=== TASK ===
Retype everything in the listing, leaving each line exactly as it is.

Stored data entries

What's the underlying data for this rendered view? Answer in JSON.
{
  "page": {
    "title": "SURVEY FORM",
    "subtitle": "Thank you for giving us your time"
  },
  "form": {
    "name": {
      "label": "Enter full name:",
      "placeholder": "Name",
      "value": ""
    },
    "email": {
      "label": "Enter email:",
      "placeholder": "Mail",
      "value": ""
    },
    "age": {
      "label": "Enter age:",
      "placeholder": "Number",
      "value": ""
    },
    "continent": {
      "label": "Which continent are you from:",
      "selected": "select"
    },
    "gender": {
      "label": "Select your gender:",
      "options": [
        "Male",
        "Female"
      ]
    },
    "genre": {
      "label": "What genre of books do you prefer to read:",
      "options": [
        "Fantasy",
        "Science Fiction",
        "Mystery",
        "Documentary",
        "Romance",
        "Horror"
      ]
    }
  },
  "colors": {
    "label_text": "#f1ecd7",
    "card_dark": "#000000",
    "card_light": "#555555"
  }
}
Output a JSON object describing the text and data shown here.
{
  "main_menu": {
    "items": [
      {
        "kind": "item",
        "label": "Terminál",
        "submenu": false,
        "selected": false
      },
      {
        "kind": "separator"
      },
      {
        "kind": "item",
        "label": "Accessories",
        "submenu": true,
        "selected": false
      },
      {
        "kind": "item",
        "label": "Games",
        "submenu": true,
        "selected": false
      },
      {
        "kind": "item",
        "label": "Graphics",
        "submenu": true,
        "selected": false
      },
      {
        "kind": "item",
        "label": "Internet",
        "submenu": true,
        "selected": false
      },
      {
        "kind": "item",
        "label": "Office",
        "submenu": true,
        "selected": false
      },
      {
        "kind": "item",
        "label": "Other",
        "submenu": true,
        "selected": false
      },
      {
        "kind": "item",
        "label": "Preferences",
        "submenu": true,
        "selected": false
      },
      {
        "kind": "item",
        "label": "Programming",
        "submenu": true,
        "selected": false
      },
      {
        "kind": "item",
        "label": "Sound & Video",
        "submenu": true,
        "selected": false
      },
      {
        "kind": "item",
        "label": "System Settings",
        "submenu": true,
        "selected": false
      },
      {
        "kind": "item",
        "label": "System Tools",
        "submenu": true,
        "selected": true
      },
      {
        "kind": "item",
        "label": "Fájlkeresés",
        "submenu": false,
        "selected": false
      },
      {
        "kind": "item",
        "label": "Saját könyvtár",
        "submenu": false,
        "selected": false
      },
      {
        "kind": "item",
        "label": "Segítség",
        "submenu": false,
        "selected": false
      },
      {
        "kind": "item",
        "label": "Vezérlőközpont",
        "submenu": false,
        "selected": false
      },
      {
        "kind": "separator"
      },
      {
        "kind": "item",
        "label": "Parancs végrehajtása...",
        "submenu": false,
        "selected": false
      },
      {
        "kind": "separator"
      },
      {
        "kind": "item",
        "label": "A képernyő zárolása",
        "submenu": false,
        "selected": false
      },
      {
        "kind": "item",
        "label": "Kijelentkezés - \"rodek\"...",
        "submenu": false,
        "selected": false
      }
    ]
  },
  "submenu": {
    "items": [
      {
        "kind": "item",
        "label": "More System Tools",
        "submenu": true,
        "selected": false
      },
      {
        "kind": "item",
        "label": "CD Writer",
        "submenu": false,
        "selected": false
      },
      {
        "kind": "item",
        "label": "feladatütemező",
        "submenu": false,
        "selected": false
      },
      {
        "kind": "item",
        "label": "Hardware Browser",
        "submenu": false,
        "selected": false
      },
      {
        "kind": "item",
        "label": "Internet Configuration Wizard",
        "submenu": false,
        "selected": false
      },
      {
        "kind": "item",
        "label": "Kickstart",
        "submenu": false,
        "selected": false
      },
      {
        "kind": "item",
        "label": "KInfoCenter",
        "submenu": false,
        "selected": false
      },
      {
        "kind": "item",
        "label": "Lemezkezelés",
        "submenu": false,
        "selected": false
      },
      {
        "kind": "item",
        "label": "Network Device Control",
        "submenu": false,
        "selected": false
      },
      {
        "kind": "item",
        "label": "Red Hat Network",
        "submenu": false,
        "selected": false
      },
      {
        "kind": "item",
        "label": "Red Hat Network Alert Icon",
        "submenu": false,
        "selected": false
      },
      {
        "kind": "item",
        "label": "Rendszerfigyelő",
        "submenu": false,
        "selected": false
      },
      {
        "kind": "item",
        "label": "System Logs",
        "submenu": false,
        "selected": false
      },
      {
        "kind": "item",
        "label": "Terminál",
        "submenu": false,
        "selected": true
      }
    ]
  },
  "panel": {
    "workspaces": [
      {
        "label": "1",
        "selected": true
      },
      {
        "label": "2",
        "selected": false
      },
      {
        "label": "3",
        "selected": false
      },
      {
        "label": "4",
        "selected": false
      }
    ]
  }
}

=== SOLUTION FOR THIS PROBLEM ===
What's the underlying data for this rendered view? Answer in JSON.
{
  "page": {
    "title": "SURVEY FORM",
    "subtitle": "Thank you for giving us your time"
  },
  "form": {
    "name": {
      "label": "Enter full name:",
      "placeholder": "Name",
      "value": ""
    },
    "email": {
      "label": "Enter email:",
      "placeholder": "Mail",
      "value": ""
    },
    "age": {
      "label": "Enter age:",
      "placeholder": "Number",
      "value": ""
    },
    "continent": {
      "label": "Which continent are you from:",
      "selected": "select"
    },
    "gender": {
      "label": "Select your gender:",
      "options": [
        "Male",
        "Female"
      ]
    },
    "genre": {
      "label": "What genre of books do you prefer to read:",
      "options": [
        "Fantasy",
        "Science Fiction",
        "Mystery",
        "Documentary",
        "Romance",
        "Horror"
      ]
    }
  },
  "colors": {
    "label_text": "#f1ecd7",
    "card_dark": "#000000",
    "card_light": "#555555"
  }
}
Output a JSON object describing the text and data shown here.
{
  "main_menu": {
    "items": [
      {
        "kind": "item",
        "label": "Terminál",
        "submenu": false,
        "selected": false
      },
      {
        "kind": "separator"
      },
      {
        "kind": "item",
        "label": "Accessories",
        "submenu": true,
        "selected": false
      },
      {
        "kind": "item",
        "label": "Games",
        "submenu": true,
        "selected": false
      },
      {
        "kind": "item",
        "label": "Graphics",
        "submenu": true,
        "selected": false
      },
      {
        "kind": "item",
        "label": "Internet",
        "submenu": true,
        "selected": false
      },
      {
        "kind": "item",
        "label": "Office",
        "submenu": true,
        "selected": false
      },
      {
        "kind": "item",
        "label": "Other",
        "submenu": true,
        "selected": false
      },
      {
        "kind": "item",
        "label": "Preferences",
        "submenu": true,
        "selected": false
      },
      {
        "kind": "item",
        "label": "Programming",
        "submenu": true,
        "selected": false
      },
      {
        "kind": "item",
        "label": "Sound & Video",
        "submenu": true,
        "selected": false
      },
      {
        "kind": "item",
        "label": "System Settings",
        "submenu": true,
        "selected": false
      },
      {
        "kind": "item",
        "label": "System Tools",
        "submenu": true,
        "selected": true
      },
      {
        "kind": "item",
        "label": "Fájlkeresés",
        "submenu": false,
        "selected": false
      },
      {
        "kind": "item",
        "label": "Saját könyvtár",
        "submenu": false,
        "selected": false
      },
      {
        "kind": "item",
        "label": "Segítség",
        "submenu": false,
        "selected": false
      },
      {
        "kind": "item",
        "label": "Vezérlőközpont",
        "submenu": false,
        "selected": false
      },
      {
        "kind": "separator"
      },
      {
        "kind": "item",
        "label": "Parancs végrehajtása...",
        "submenu": false,
        "selected": false
      },
      {
        "kind": "separator"
      },
      {
        "kind": "item",
        "label": "A képernyő zárolása",
        "submenu": false,
        "selected": false
      },
      {
        "kind": "item",
        "label": "Kijelentkezés - \"rodek\"...",
        "submenu": false,
        "selected": false
      }
    ]
  },
  "submenu": {
    "items": [
      {
        "kind": "item",
        "label": "More System Tools",
        "submenu": true,
        "selected": false
      },
      {
        "kind": "item",
        "label": "CD Writer",
        "submenu": false,
        "selected": false
      },
      {
        "kind": "item",
        "label": "feladatütemező",
        "submenu": false,
        "selected": false
      },
      {
        "kind": "item",
        "label": "Hardware Browser",
        "submenu": false,
        "selected": false
      },
      {
        "kind": "item",
        "label": "Internet Configuration Wizard",
        "submenu": false,
        "selected": false
      },
      {
        "kind": "item",
        "label": "Kickstart",
        "submenu": false,
        "selected": false
      },
      {
        "kind": "item",
        "label": "KInfoCenter",
        "submenu": false,
        "selected": false
      },
      {
        "kind": "item",
        "label": "Lemezkezelés",
        "submenu": false,
        "selected": false
      },
      {
        "kind": "item",
        "label": "Network Device Control",
        "submenu": false,
        "selected": false
      },
      {
        "kind": "item",
        "label": "Red Hat Network",
        "submenu": false,
        "selected": false
      },
      {
        "kind": "item",
        "label": "Red Hat Network Alert Icon",
        "submenu": false,
        "selected": false
      },
      {
        "kind": "item",
        "label": "Rendszerfigyelő",
        "submenu": false,
        "selected": false
      },
      {
        "kind": "item",
        "label": "System Logs",
        "submenu": false,
        "selected": false
      },
      {
        "kind": "item",
        "label": "Terminál",
        "submenu": false,
        "selected": true
      }
    ]
  },
  "panel": {
    "workspaces": [
      {
        "label": "1",
        "selected": true
      },
      {
        "label": "2",
        "selected": false
      },
      {
        "label": "3",
        "selected": false
      },
      {
        "label": "4",
        "selected": false
      }
    ]
  }
}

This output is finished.